┌────────

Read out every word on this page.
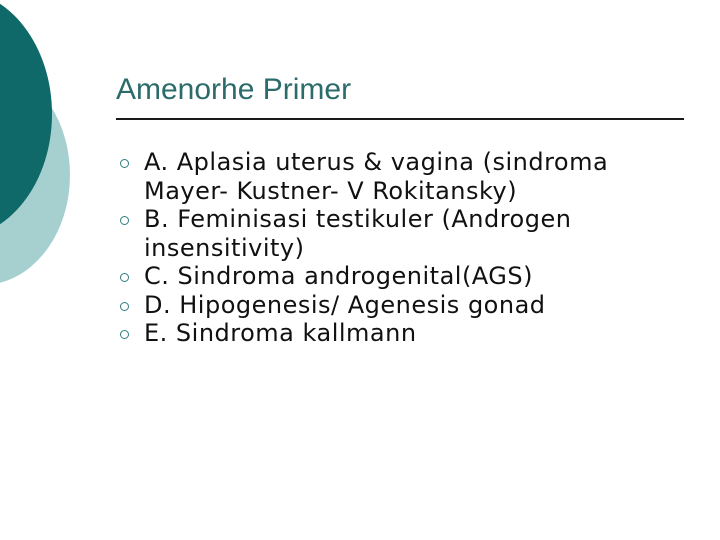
Amenorhe Primer
A. Aplasia uterus & vagina (sindroma Mayer- Kustner- V Rokitansky)
B. Feminisasi testikuler (Androgen insensitivity)
C. Sindroma androgenital(AGS)
D. Hipogenesis/ Agenesis gonad
E. Sindroma kallmann
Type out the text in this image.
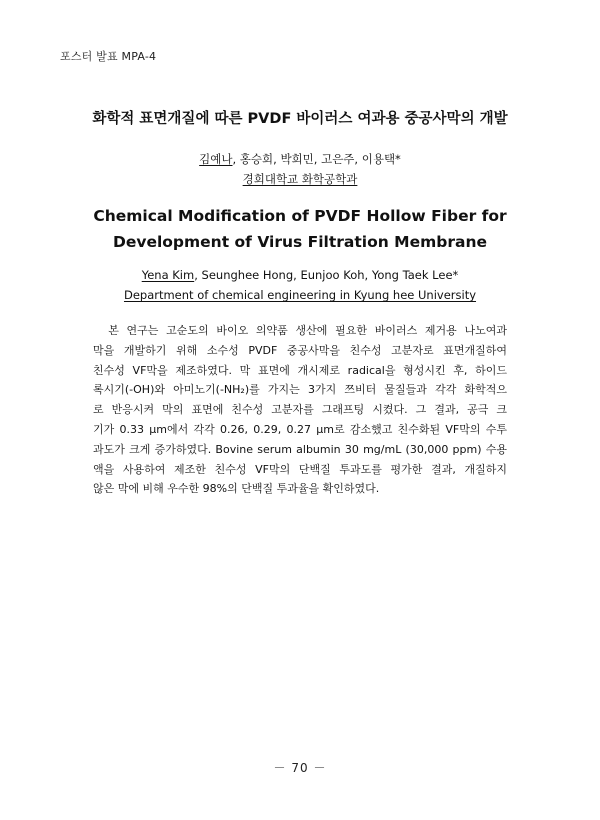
포스터 발표 MPA-4
화학적 표면개질에 따른 PVDF 바이러스 여과용 중공사막의 개발
김예나, 홍승희, 박희민, 고은주, 이용택*
경희대학교 화학공학과
Chemical Modification of PVDF Hollow Fiber for
Development of Virus Filtration Membrane
Yena Kim, Seunghee Hong, Eunjoo Koh, Yong Taek Lee*
Department of chemical engineering in Kyung hee University
　본 연구는 고순도의 바이오 의약품 생산에 필요한 바이러스 제거용 나노여과
막을 개발하기 위해 소수성 PVDF 중공사막을 친수성 고분자로 표면개질하여
친수성 VF막을 제조하였다. 막 표면에 개시제로 radical을 형성시킨 후, 하이드
록시기(-OH)와 아미노기(-NH₂)를 가지는 3가지 쯔비터 물질들과 각각 화학적으
로 반응시켜 막의 표면에 친수성 고분자를 그래프팅 시켰다. 그 결과, 공극 크
기가 0.33 μm에서 각각 0.26, 0.29, 0.27 μm로 감소했고 친수화된 VF막의 수투
과도가 크게 증가하였다. Bovine serum albumin 30 mg/mL (30,000 ppm) 수용
액을 사용하여 제조한 친수성 VF막의 단백질 투과도를 평가한 결과, 개질하지
않은 막에 비해 우수한 98%의 단백질 투과율을 확인하였다.
－ 70 －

└────────

Drop every picture and repeat the rest of the entries exactly.

**Task result**
Read out every word on this page.
Amenorhe Primer
A. Aplasia uterus & vagina (sindroma Mayer- Kustner- V Rokitansky)
B. Feminisasi testikuler (Androgen insensitivity)
C. Sindroma androgenital(AGS)
D. Hipogenesis/ Agenesis gonad
E. Sindroma kallmann
Type out the text in this image.
포스터 발표 MPA-4
화학적 표면개질에 따른 PVDF 바이러스 여과용 중공사막의 개발
김예나, 홍승희, 박희민, 고은주, 이용택*
경희대학교 화학공학과
Chemical Modification of PVDF Hollow Fiber for
Development of Virus Filtration Membrane
Yena Kim, Seunghee Hong, Eunjoo Koh, Yong Taek Lee*
Department of chemical engineering in Kyung hee University
　본 연구는 고순도의 바이오 의약품 생산에 필요한 바이러스 제거용 나노여과
막을 개발하기 위해 소수성 PVDF 중공사막을 친수성 고분자로 표면개질하여
친수성 VF막을 제조하였다. 막 표면에 개시제로 radical을 형성시킨 후, 하이드
록시기(-OH)와 아미노기(-NH₂)를 가지는 3가지 쯔비터 물질들과 각각 화학적으
로 반응시켜 막의 표면에 친수성 고분자를 그래프팅 시켰다. 그 결과, 공극 크
기가 0.33 μm에서 각각 0.26, 0.29, 0.27 μm로 감소했고 친수화된 VF막의 수투
과도가 크게 증가하였다. Bovine serum albumin 30 mg/mL (30,000 ppm) 수용
액을 사용하여 제조한 친수성 VF막의 단백질 투과도를 평가한 결과, 개질하지
않은 막에 비해 우수한 98%의 단백질 투과율을 확인하였다.
－ 70 －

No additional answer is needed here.